(Figure record extracts)
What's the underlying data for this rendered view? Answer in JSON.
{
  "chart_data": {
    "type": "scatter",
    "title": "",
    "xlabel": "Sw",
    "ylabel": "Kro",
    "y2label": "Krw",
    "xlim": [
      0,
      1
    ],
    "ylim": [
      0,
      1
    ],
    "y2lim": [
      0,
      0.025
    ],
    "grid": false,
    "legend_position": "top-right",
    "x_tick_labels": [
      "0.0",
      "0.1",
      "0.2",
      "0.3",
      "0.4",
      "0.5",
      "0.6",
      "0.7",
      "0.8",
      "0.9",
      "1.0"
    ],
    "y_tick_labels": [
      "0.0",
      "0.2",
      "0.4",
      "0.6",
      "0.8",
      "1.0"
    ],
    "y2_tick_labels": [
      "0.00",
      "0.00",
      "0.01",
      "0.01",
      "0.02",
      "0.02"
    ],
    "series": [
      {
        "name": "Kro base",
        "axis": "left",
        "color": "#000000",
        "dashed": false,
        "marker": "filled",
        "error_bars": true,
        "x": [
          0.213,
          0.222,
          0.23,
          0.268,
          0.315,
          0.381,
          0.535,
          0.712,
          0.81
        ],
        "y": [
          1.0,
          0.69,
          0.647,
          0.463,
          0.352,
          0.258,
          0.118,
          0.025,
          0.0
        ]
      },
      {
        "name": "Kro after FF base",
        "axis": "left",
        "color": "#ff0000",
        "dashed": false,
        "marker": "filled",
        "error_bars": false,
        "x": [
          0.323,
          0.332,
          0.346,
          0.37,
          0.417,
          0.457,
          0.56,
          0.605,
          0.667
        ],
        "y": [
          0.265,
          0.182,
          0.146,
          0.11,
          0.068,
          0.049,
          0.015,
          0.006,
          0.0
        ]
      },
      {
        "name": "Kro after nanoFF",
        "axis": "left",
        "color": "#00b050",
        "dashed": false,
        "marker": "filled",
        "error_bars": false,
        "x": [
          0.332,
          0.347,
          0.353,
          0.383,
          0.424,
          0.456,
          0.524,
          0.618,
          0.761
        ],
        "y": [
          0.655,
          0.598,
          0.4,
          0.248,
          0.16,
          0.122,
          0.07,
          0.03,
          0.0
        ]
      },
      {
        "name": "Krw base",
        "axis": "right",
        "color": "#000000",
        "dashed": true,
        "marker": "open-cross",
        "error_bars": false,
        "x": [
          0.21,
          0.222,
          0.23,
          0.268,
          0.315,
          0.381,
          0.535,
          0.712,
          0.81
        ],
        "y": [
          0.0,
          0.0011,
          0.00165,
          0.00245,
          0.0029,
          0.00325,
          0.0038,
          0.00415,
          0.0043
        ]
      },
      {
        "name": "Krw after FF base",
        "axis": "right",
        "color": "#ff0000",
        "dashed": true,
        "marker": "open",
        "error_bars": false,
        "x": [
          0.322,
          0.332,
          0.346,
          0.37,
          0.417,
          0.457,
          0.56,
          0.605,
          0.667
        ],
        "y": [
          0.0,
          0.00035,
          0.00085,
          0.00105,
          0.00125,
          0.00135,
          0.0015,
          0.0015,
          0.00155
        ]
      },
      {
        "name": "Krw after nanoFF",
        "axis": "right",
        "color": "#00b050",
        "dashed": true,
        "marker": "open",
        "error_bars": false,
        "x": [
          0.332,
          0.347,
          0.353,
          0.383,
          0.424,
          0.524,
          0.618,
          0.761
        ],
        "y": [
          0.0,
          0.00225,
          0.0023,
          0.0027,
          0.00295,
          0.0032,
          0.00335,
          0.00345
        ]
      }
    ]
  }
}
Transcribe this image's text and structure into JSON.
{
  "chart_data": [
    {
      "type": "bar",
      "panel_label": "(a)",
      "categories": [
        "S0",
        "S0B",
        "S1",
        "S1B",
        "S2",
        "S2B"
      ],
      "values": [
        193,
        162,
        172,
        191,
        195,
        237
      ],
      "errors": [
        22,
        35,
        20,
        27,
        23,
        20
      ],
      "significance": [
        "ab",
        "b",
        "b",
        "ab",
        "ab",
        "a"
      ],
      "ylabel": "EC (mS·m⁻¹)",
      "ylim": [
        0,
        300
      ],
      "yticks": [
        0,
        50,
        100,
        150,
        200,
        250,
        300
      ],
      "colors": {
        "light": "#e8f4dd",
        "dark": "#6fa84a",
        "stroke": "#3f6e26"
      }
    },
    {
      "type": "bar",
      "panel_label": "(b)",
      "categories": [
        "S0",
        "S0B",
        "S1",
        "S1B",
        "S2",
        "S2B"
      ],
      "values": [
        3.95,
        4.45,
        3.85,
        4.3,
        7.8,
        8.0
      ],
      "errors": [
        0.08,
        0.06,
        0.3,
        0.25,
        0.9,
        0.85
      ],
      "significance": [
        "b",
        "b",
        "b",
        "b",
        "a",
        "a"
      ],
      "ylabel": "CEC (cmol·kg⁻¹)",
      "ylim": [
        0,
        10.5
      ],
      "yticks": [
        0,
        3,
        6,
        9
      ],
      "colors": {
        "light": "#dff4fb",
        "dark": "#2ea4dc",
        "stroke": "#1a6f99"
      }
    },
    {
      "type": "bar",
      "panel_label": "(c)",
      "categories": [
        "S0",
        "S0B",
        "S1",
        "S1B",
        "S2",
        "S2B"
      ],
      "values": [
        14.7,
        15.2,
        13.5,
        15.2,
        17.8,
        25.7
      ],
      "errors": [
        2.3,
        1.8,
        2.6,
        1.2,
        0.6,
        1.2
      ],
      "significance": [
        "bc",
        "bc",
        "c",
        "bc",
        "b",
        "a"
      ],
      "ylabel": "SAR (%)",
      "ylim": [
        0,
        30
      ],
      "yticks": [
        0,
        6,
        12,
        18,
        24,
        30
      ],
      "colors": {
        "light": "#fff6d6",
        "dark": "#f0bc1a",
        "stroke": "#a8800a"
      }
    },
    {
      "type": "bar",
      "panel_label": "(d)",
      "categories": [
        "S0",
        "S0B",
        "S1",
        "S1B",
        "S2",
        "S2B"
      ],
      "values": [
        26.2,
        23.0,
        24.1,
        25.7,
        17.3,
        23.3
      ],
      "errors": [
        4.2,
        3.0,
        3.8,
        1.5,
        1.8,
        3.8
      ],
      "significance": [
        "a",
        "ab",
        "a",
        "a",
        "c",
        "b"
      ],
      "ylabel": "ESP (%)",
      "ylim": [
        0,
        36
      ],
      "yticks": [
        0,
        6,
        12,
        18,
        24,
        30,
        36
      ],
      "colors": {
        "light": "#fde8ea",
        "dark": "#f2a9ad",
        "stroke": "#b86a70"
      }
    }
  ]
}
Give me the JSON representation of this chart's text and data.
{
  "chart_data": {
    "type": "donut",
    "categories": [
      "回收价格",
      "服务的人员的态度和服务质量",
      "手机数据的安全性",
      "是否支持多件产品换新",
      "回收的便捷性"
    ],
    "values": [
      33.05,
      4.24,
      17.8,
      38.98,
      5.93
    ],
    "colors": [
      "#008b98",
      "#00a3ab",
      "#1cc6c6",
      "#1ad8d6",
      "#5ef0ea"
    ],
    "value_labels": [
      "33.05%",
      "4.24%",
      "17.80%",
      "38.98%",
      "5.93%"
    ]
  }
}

Set task »
Copy out every line from the one containing "Give me the" to the end of the material, both ends included.

Output »
Give me the JSON representation of this chart's text and data.
{
  "chart_data": {
    "type": "donut",
    "categories": [
      "回收价格",
      "服务的人员的态度和服务质量",
      "手机数据的安全性",
      "是否支持多件产品换新",
      "回收的便捷性"
    ],
    "values": [
      33.05,
      4.24,
      17.8,
      38.98,
      5.93
    ],
    "colors": [
      "#008b98",
      "#00a3ab",
      "#1cc6c6",
      "#1ad8d6",
      "#5ef0ea"
    ],
    "value_labels": [
      "33.05%",
      "4.24%",
      "17.80%",
      "38.98%",
      "5.93%"
    ]
  }
}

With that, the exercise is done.